## Problem requirements
Identify the lines that contain the word "JSON", then copy them.
++++ Record extracts
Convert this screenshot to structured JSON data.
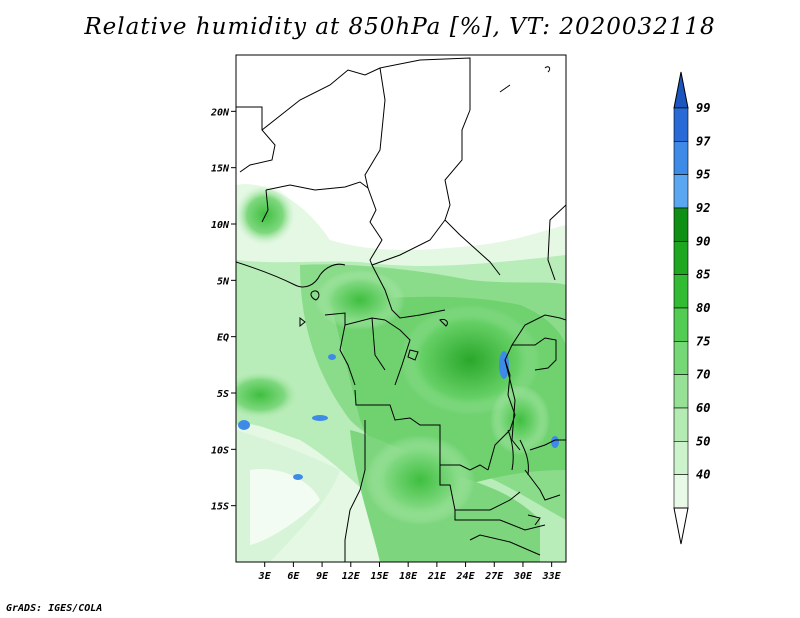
{
  "title": "Relative humidity at 850hPa [%], VT: 2020032118",
  "footer": "GrADS: IGES/COLA",
  "map": {
    "lon_range": [
      0,
      34.5
    ],
    "lat_range": [
      -20,
      25
    ],
    "lat_ticks": [
      {
        "label": "20N",
        "value": 20
      },
      {
        "label": "15N",
        "value": 15
      },
      {
        "label": "10N",
        "value": 10
      },
      {
        "label": "5N",
        "value": 5
      },
      {
        "label": "EQ",
        "value": 0
      },
      {
        "label": "5S",
        "value": -5
      },
      {
        "label": "10S",
        "value": -10
      },
      {
        "label": "15S",
        "value": -15
      }
    ],
    "lon_ticks": [
      {
        "label": "3E",
        "value": 3
      },
      {
        "label": "6E",
        "value": 6
      },
      {
        "label": "9E",
        "value": 9
      },
      {
        "label": "12E",
        "value": 12
      },
      {
        "label": "15E",
        "value": 15
      },
      {
        "label": "18E",
        "value": 18
      },
      {
        "label": "21E",
        "value": 21
      },
      {
        "label": "24E",
        "value": 24
      },
      {
        "label": "27E",
        "value": 27
      },
      {
        "label": "30E",
        "value": 30
      },
      {
        "label": "33E",
        "value": 33
      }
    ]
  },
  "colorbar": {
    "labels": [
      "99",
      "97",
      "95",
      "92",
      "90",
      "85",
      "80",
      "75",
      "70",
      "60",
      "50",
      "40"
    ],
    "colors": [
      "#2a6ad6",
      "#3d8be6",
      "#5aa6f0",
      "#0f8f14",
      "#1fa71f",
      "#33bb33",
      "#52cc52",
      "#76d776",
      "#97e197",
      "#b3ebb3",
      "#cdf3cd",
      "#e8f9e8"
    ],
    "top_arrow_color": "#1a55c0",
    "bottom_arrow_color": "#ffffff"
  }
}
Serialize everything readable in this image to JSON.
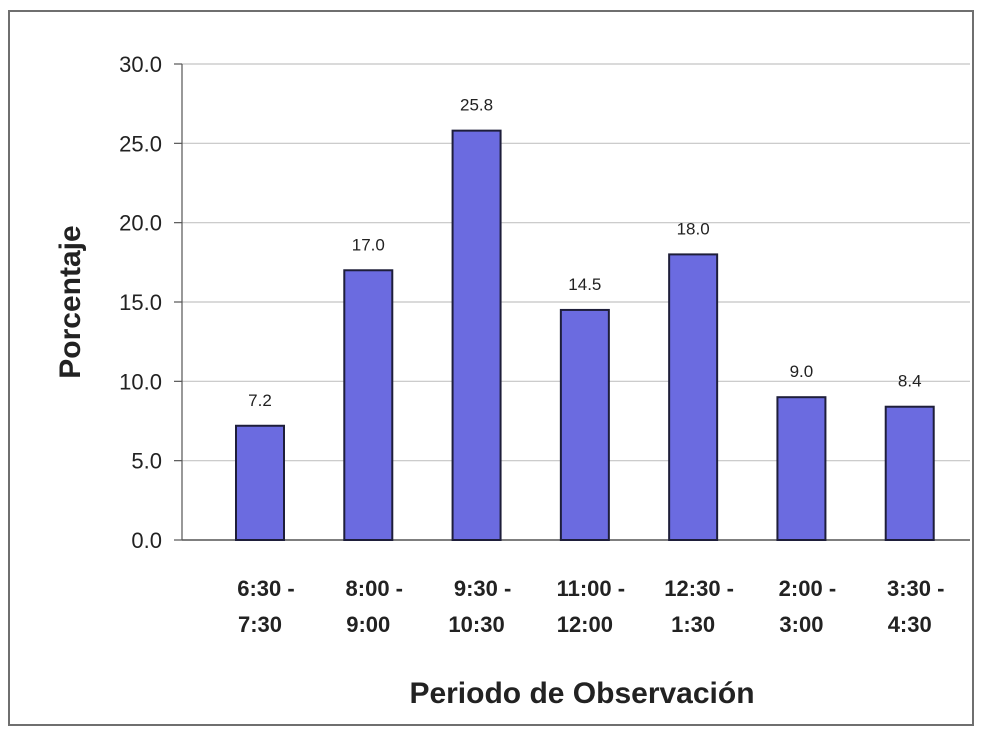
{
  "chart_data": {
    "type": "bar",
    "title": "",
    "xlabel": "Periodo de Observación",
    "ylabel": "Porcentaje",
    "ylim": [
      0,
      30
    ],
    "yticks": [
      "0.0",
      "5.0",
      "10.0",
      "15.0",
      "20.0",
      "25.0",
      "30.0"
    ],
    "grid": true,
    "legend": "none",
    "bar_color": "#6b6be0",
    "categories": [
      [
        "6:30 -",
        "7:30"
      ],
      [
        "8:00 -",
        "9:00"
      ],
      [
        "9:30 -",
        "10:30"
      ],
      [
        "11:00 -",
        "12:00"
      ],
      [
        "12:30 -",
        "1:30"
      ],
      [
        "2:00 -",
        "3:00"
      ],
      [
        "3:30 -",
        "4:30"
      ]
    ],
    "values": [
      7.2,
      17.0,
      25.8,
      14.5,
      18.0,
      9.0,
      8.4
    ],
    "data_labels": [
      "7.2",
      "17.0",
      "25.8",
      "14.5",
      "18.0",
      "9.0",
      "8.4"
    ]
  }
}
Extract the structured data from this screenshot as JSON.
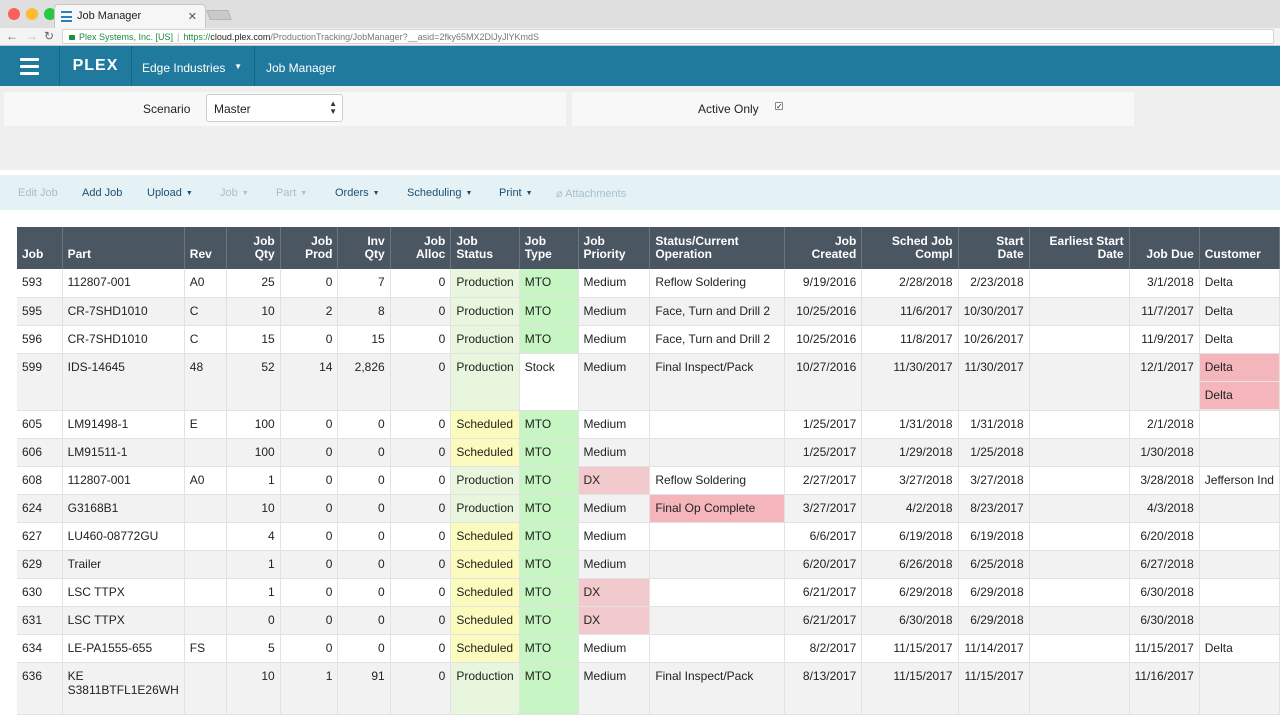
{
  "browser": {
    "tab_title": "Job Manager",
    "url_site": "Plex Systems, Inc. [US]",
    "url_proto": "https://",
    "url_host": "cloud.plex.com",
    "url_path": "/ProductionTracking/JobManager?__asid=2fky65MX2DlJyJlYKmdS"
  },
  "header": {
    "logo": "PLEX",
    "company": "Edge Industries",
    "title": "Job Manager"
  },
  "filters": {
    "scenario_label": "Scenario",
    "scenario_value": "Master",
    "active_only_label": "Active Only",
    "active_only_checked": true
  },
  "toolbar": {
    "edit_job": "Edit Job",
    "add_job": "Add Job",
    "upload": "Upload",
    "job": "Job",
    "part": "Part",
    "orders": "Orders",
    "scheduling": "Scheduling",
    "print": "Print",
    "attachments": "Attachments"
  },
  "columns": {
    "job": "Job",
    "part": "Part",
    "rev": "Rev",
    "job_qty_1": "Job",
    "job_qty_2": "Qty",
    "job_prod_1": "Job",
    "job_prod_2": "Prod",
    "inv_qty_1": "Inv",
    "inv_qty_2": "Qty",
    "job_alloc_1": "Job",
    "job_alloc_2": "Alloc",
    "job_status_1": "Job",
    "job_status_2": "Status",
    "job_type_1": "Job",
    "job_type_2": "Type",
    "job_priority_1": "Job",
    "job_priority_2": "Priority",
    "status_op_1": "Status/Current",
    "status_op_2": "Operation",
    "job_created_1": "Job",
    "job_created_2": "Created",
    "sched_compl_1": "Sched Job",
    "sched_compl_2": "Compl",
    "start_date_1": "Start",
    "start_date_2": "Date",
    "earliest_start_1": "Earliest Start",
    "earliest_start_2": "Date",
    "job_due": "Job Due",
    "customer": "Customer"
  },
  "rows": [
    {
      "job": "593",
      "part": "112807-001",
      "rev": "A0",
      "qty": "25",
      "prod": "0",
      "inv": "7",
      "alloc": "0",
      "status": "Production",
      "type": "MTO",
      "priority": "Medium",
      "operation": "Reflow Soldering",
      "created": "9/19/2016",
      "compl": "2/28/2018",
      "start": "2/23/2018",
      "earliest": "",
      "due": "3/1/2018",
      "customer": "Delta"
    },
    {
      "job": "595",
      "part": "CR-7SHD1010",
      "rev": "C",
      "qty": "10",
      "prod": "2",
      "inv": "8",
      "alloc": "0",
      "status": "Production",
      "type": "MTO",
      "priority": "Medium",
      "operation": "Face, Turn and Drill 2",
      "created": "10/25/2016",
      "compl": "11/6/2017",
      "start": "10/30/2017",
      "earliest": "",
      "due": "11/7/2017",
      "customer": "Delta"
    },
    {
      "job": "596",
      "part": "CR-7SHD1010",
      "rev": "C",
      "qty": "15",
      "prod": "0",
      "inv": "15",
      "alloc": "0",
      "status": "Production",
      "type": "MTO",
      "priority": "Medium",
      "operation": "Face, Turn and Drill 2",
      "created": "10/25/2016",
      "compl": "11/8/2017",
      "start": "10/26/2017",
      "earliest": "",
      "due": "11/9/2017",
      "customer": "Delta"
    },
    {
      "job": "599",
      "part": "IDS-14645",
      "rev": "48",
      "qty": "52",
      "prod": "14",
      "inv": "2,826",
      "alloc": "0",
      "status": "Production",
      "type": "Stock",
      "priority": "Medium",
      "operation": "Final Inspect/Pack",
      "created": "10/27/2016",
      "compl": "11/30/2017",
      "start": "11/30/2017",
      "earliest": "",
      "due": "12/1/2017",
      "customer": "Delta",
      "customer2": "Delta"
    },
    {
      "job": "605",
      "part": "LM91498-1",
      "rev": "E",
      "qty": "100",
      "prod": "0",
      "inv": "0",
      "alloc": "0",
      "status": "Scheduled",
      "type": "MTO",
      "priority": "Medium",
      "operation": "",
      "created": "1/25/2017",
      "compl": "1/31/2018",
      "start": "1/31/2018",
      "earliest": "",
      "due": "2/1/2018",
      "customer": ""
    },
    {
      "job": "606",
      "part": "LM91511-1",
      "rev": "",
      "qty": "100",
      "prod": "0",
      "inv": "0",
      "alloc": "0",
      "status": "Scheduled",
      "type": "MTO",
      "priority": "Medium",
      "operation": "",
      "created": "1/25/2017",
      "compl": "1/29/2018",
      "start": "1/25/2018",
      "earliest": "",
      "due": "1/30/2018",
      "customer": ""
    },
    {
      "job": "608",
      "part": "112807-001",
      "rev": "A0",
      "qty": "1",
      "prod": "0",
      "inv": "0",
      "alloc": "0",
      "status": "Production",
      "type": "MTO",
      "priority": "DX",
      "operation": "Reflow Soldering",
      "created": "2/27/2017",
      "compl": "3/27/2018",
      "start": "3/27/2018",
      "earliest": "",
      "due": "3/28/2018",
      "customer": "Jefferson Ind"
    },
    {
      "job": "624",
      "part": "G3168B1",
      "rev": "",
      "qty": "10",
      "prod": "0",
      "inv": "0",
      "alloc": "0",
      "status": "Production",
      "type": "MTO",
      "priority": "Medium",
      "operation": "Final Op Complete",
      "created": "3/27/2017",
      "compl": "4/2/2018",
      "start": "8/23/2017",
      "earliest": "",
      "due": "4/3/2018",
      "customer": ""
    },
    {
      "job": "627",
      "part": "LU460-08772GU",
      "rev": "",
      "qty": "4",
      "prod": "0",
      "inv": "0",
      "alloc": "0",
      "status": "Scheduled",
      "type": "MTO",
      "priority": "Medium",
      "operation": "",
      "created": "6/6/2017",
      "compl": "6/19/2018",
      "start": "6/19/2018",
      "earliest": "",
      "due": "6/20/2018",
      "customer": ""
    },
    {
      "job": "629",
      "part": "Trailer",
      "rev": "",
      "qty": "1",
      "prod": "0",
      "inv": "0",
      "alloc": "0",
      "status": "Scheduled",
      "type": "MTO",
      "priority": "Medium",
      "operation": "",
      "created": "6/20/2017",
      "compl": "6/26/2018",
      "start": "6/25/2018",
      "earliest": "",
      "due": "6/27/2018",
      "customer": ""
    },
    {
      "job": "630",
      "part": "LSC TTPX",
      "rev": "",
      "qty": "1",
      "prod": "0",
      "inv": "0",
      "alloc": "0",
      "status": "Scheduled",
      "type": "MTO",
      "priority": "DX",
      "operation": "",
      "created": "6/21/2017",
      "compl": "6/29/2018",
      "start": "6/29/2018",
      "earliest": "",
      "due": "6/30/2018",
      "customer": ""
    },
    {
      "job": "631",
      "part": "LSC TTPX",
      "rev": "",
      "qty": "0",
      "prod": "0",
      "inv": "0",
      "alloc": "0",
      "status": "Scheduled",
      "type": "MTO",
      "priority": "DX",
      "operation": "",
      "created": "6/21/2017",
      "compl": "6/30/2018",
      "start": "6/29/2018",
      "earliest": "",
      "due": "6/30/2018",
      "customer": ""
    },
    {
      "job": "634",
      "part": "LE-PA1555-655",
      "rev": "FS",
      "qty": "5",
      "prod": "0",
      "inv": "0",
      "alloc": "0",
      "status": "Scheduled",
      "type": "MTO",
      "priority": "Medium",
      "operation": "",
      "created": "8/2/2017",
      "compl": "11/15/2017",
      "start": "11/14/2017",
      "earliest": "",
      "due": "11/15/2017",
      "customer": "Delta"
    },
    {
      "job": "636",
      "part": "KE S3811BTFL1E26WH",
      "rev": "",
      "qty": "10",
      "prod": "1",
      "inv": "91",
      "alloc": "0",
      "status": "Production",
      "type": "MTO",
      "priority": "Medium",
      "operation": "Final Inspect/Pack",
      "created": "8/13/2017",
      "compl": "11/15/2017",
      "start": "11/15/2017",
      "earliest": "",
      "due": "11/16/2017",
      "customer": ""
    }
  ]
}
++++++++
## Answer to the task
Convert this screenshot to structured JSON data.
Serialize everything readable in this image to JSON.
Extract the structured data from this screenshot as JSON.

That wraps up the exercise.